_Selected passage_.

══════════════════════════════

This collection of images from dividiti tests automated, customizable and reproducible Collective Knowledge workflow for the Speech Recognition RNNT workload. All images include the CK workflow, the latest PyTorch, the PyTorch model, and the (suitably preprocessed) LibriSpeech Dev-Clean dataset.
CK_TAG (Dockerfile 's extension) |
Python | GCC | Comments |
---|---|---|---|
centos-7 |
3.7.8 | 8.3.1 | Updated Python (from 2.7) and GCC (from 4.8) |
centos-8 |
3.6.8 | 8.3.1 | |
centos-8.python3.7 |
3.7.8 | 8.3.1 | Updated Python (from 3.6) |
debian-9 |
3.5.3 | 6.3.0 | numba==0.47 , llvmlite=0.31.0 |
debian-10 |
3.7.3 | 8.3.0 | |
ubuntu-16.04 |
3.7.8 | 5.4.0 | Updated Python, as 3.5.2 does not support f-strings. |
ubuntu-18.04 |
3.6.9 | 7.5.0 | |
ubuntu-20.04 |
3.8.2 | 9.3.0 | |
ubuntu-20.04.min |
3.8.2 | 9.3.0 | Make some steps implicit (comment out with #- ). |
amazonlinux |
3.7.6 | 7.3.1 | |
amazonlinux.min |
3.7.6 | 7.3.1 | Make some steps implicit (comment out with #- ). |
amazonlinux.glow |
3.7.6 | 7.3.1 | Install the Glow compiler and its dependencies. |
amazonlinux.glow.min |
3.7.6 | 7.3.1 | Make some steps implicit (comment out with #- ). |
It is instructive to diff the following image pairs:
- centos-7
and centos-8.python3.7
(as both update Python to the same version).
- centos-8
and centos-8.python3.7
(as both are CentOS 8 based).
- centos-8
and debian-10
(as they differ mostly in the distro package manager).

══════════════════════════════

_Required tasks_.
- A) Answer these questions from the RNNT image collection:
(i) Which GCC version does the debian-9 image use?
(ii) Why was Python updated in the ubuntu-16.04 image?
(iii) What reason is given for diffing centos-8 against debian-10?
- B) Give every CK_TAG in the RNNT image collection whose GCC version is 7.3.1.
- C) Continue the RNNT image collection from its last line.

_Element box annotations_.
══════════════════════════════

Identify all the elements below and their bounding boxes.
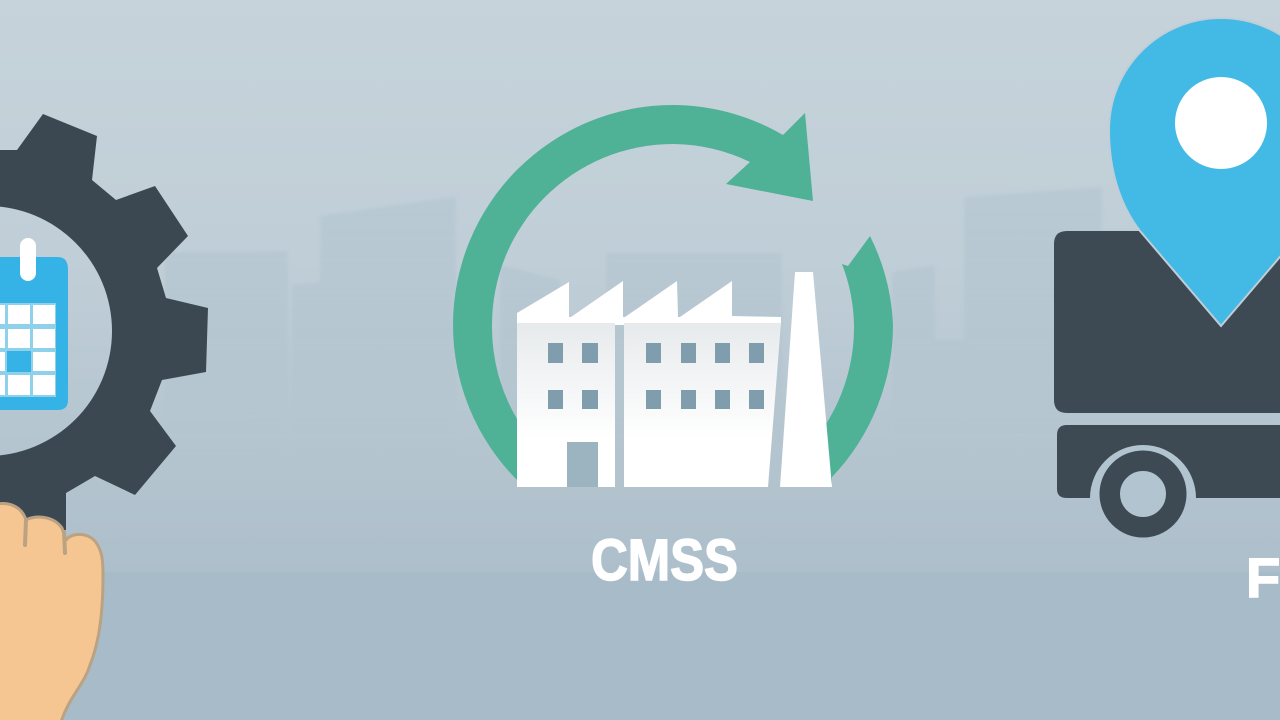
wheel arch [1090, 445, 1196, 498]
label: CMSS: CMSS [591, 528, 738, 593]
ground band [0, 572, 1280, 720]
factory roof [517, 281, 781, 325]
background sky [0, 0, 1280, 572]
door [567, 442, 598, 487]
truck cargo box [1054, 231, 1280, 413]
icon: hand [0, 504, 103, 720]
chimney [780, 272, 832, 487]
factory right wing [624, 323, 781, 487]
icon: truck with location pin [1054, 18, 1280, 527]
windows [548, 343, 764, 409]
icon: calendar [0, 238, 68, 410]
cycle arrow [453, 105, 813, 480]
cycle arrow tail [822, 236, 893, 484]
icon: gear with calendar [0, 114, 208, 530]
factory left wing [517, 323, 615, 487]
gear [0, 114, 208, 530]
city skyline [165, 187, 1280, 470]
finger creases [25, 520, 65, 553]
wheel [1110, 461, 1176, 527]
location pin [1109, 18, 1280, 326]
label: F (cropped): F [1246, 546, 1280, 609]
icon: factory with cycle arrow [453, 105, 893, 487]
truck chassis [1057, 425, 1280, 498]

══════════════════════════════

_Answers for this exercise_.
- A)
(i) 6.3.0
(ii) Python 3.5.2 does not support f-strings.
(iii) They differ mostly in the distro package manager.

- B) amazonlinux, amazonlinux.min, amazonlinux.glow, amazonlinux.glow.min

- C)
- debian-9
and debian-10
(as the former differs in some Python 3.5 workarounds).
- ubuntu-16.04
and debian-9
(as they are nearly identical).
- ubuntu-18.04
and debian-10
(as they are nearly identical).
- ubuntu-18.04
and ubuntu-20.04
(as they are nearly identical).
- ubuntu-20.04
and ubuntu-20.04.min
(as the latter is derived from the former).
- amazonlinux
and centos-8
(as Amazon Linux is similar to CentOS).
- amazonlinux
and amazonlinux.min
(as the latter is derived from the former).
- amazonlinux
and amazonlinux.glow
(as the latter is derived from the former).
- amazonlinux.glow
and amazonlinux.glow.min
(as the latter is derived from the former).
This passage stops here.